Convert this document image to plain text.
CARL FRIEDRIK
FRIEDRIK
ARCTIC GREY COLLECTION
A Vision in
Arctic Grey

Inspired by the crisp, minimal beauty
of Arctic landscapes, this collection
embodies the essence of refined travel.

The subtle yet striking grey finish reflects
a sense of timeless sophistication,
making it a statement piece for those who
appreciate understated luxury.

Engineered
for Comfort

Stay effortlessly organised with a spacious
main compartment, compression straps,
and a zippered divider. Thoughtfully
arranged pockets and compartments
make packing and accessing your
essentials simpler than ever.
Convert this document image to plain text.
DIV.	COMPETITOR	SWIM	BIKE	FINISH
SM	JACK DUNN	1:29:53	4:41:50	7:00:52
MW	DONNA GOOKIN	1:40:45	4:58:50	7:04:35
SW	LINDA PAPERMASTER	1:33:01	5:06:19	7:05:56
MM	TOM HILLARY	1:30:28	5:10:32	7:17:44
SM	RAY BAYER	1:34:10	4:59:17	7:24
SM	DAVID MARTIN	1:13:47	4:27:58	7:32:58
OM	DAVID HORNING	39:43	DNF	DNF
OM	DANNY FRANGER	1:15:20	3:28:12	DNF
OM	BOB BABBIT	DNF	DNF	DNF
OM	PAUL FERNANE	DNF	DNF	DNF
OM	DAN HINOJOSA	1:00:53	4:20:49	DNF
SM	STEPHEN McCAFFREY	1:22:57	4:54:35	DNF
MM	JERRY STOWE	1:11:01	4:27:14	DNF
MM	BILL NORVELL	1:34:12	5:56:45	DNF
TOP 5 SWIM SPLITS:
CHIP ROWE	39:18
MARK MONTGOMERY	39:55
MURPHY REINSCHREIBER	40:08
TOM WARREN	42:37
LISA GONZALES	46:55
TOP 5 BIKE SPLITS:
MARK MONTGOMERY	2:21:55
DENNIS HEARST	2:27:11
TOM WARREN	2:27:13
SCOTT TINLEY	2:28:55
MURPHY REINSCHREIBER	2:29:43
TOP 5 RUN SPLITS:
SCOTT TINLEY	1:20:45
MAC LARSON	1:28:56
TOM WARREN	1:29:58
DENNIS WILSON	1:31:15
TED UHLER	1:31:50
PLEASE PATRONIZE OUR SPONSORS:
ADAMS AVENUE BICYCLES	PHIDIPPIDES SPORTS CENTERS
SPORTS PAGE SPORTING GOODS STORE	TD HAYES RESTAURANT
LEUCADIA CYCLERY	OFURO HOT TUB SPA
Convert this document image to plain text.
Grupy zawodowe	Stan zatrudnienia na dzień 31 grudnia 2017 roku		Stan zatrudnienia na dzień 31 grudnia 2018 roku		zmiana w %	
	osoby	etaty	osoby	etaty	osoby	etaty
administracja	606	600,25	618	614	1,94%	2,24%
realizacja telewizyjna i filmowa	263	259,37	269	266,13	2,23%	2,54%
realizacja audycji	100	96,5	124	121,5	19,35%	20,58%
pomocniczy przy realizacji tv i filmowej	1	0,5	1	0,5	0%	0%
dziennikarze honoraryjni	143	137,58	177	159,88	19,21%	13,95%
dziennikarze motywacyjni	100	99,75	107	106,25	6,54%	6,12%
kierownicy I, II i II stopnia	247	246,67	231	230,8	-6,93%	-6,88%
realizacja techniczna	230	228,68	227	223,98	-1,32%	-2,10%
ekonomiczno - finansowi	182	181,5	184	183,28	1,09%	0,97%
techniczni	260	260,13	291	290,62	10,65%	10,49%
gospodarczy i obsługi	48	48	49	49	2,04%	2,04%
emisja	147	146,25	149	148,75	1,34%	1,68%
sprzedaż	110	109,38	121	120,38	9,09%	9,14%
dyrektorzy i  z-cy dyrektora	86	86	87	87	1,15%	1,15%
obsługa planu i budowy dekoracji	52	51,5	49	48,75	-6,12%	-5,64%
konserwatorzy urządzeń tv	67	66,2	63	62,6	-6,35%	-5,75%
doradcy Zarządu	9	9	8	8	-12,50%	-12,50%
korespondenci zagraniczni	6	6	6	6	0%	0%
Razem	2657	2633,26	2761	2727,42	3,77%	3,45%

What you will do:
Your task is to quote the listing above word for word.

Answer to the task:
Convert this document image to plain text.
CARL FRIEDRIK
FRIEDRIK
ARCTIC GREY COLLECTION
A Vision in
Arctic Grey

Inspired by the crisp, minimal beauty
of Arctic landscapes, this collection
embodies the essence of refined travel.

The subtle yet striking grey finish reflects
a sense of timeless sophistication,
making it a statement piece for those who
appreciate understated luxury.

Engineered
for Comfort

Stay effortlessly organised with a spacious
main compartment, compression straps,
and a zippered divider. Thoughtfully
arranged pockets and compartments
make packing and accessing your
essentials simpler than ever.
Convert this document image to plain text.
DIV.	COMPETITOR	SWIM	BIKE	FINISH
SM	JACK DUNN	1:29:53	4:41:50	7:00:52
MW	DONNA GOOKIN	1:40:45	4:58:50	7:04:35
SW	LINDA PAPERMASTER	1:33:01	5:06:19	7:05:56
MM	TOM HILLARY	1:30:28	5:10:32	7:17:44
SM	RAY BAYER	1:34:10	4:59:17	7:24
SM	DAVID MARTIN	1:13:47	4:27:58	7:32:58
OM	DAVID HORNING	39:43	DNF	DNF
OM	DANNY FRANGER	1:15:20	3:28:12	DNF
OM	BOB BABBIT	DNF	DNF	DNF
OM	PAUL FERNANE	DNF	DNF	DNF
OM	DAN HINOJOSA	1:00:53	4:20:49	DNF
SM	STEPHEN McCAFFREY	1:22:57	4:54:35	DNF
MM	JERRY STOWE	1:11:01	4:27:14	DNF
MM	BILL NORVELL	1:34:12	5:56:45	DNF
TOP 5 SWIM SPLITS:
CHIP ROWE	39:18
MARK MONTGOMERY	39:55
MURPHY REINSCHREIBER	40:08
TOM WARREN	42:37
LISA GONZALES	46:55
TOP 5 BIKE SPLITS:
MARK MONTGOMERY	2:21:55
DENNIS HEARST	2:27:11
TOM WARREN	2:27:13
SCOTT TINLEY	2:28:55
MURPHY REINSCHREIBER	2:29:43
TOP 5 RUN SPLITS:
SCOTT TINLEY	1:20:45
MAC LARSON	1:28:56
TOM WARREN	1:29:58
DENNIS WILSON	1:31:15
TED UHLER	1:31:50
PLEASE PATRONIZE OUR SPONSORS:
ADAMS AVENUE BICYCLES	PHIDIPPIDES SPORTS CENTERS
SPORTS PAGE SPORTING GOODS STORE	TD HAYES RESTAURANT
LEUCADIA CYCLERY	OFURO HOT TUB SPA
Convert this document image to plain text.
Grupy zawodowe	Stan zatrudnienia na dzień 31 grudnia 2017 roku		Stan zatrudnienia na dzień 31 grudnia 2018 roku		zmiana w %	
	osoby	etaty	osoby	etaty	osoby	etaty
administracja	606	600,25	618	614	1,94%	2,24%
realizacja telewizyjna i filmowa	263	259,37	269	266,13	2,23%	2,54%
realizacja audycji	100	96,5	124	121,5	19,35%	20,58%
pomocniczy przy realizacji tv i filmowej	1	0,5	1	0,5	0%	0%
dziennikarze honoraryjni	143	137,58	177	159,88	19,21%	13,95%
dziennikarze motywacyjni	100	99,75	107	106,25	6,54%	6,12%
kierownicy I, II i II stopnia	247	246,67	231	230,8	-6,93%	-6,88%
realizacja techniczna	230	228,68	227	223,98	-1,32%	-2,10%
ekonomiczno - finansowi	182	181,5	184	183,28	1,09%	0,97%
techniczni	260	260,13	291	290,62	10,65%	10,49%
gospodarczy i obsługi	48	48	49	49	2,04%	2,04%
emisja	147	146,25	149	148,75	1,34%	1,68%
sprzedaż	110	109,38	121	120,38	9,09%	9,14%
dyrektorzy i  z-cy dyrektora	86	86	87	87	1,15%	1,15%
obsługa planu i budowy dekoracji	52	51,5	49	48,75	-6,12%	-5,64%
konserwatorzy urządzeń tv	67	66,2	63	62,6	-6,35%	-5,75%
doradcy Zarządu	9	9	8	8	-12,50%	-12,50%
korespondenci zagraniczni	6	6	6	6	0%	0%
Razem	2657	2633,26	2761	2727,42	3,77%	3,45%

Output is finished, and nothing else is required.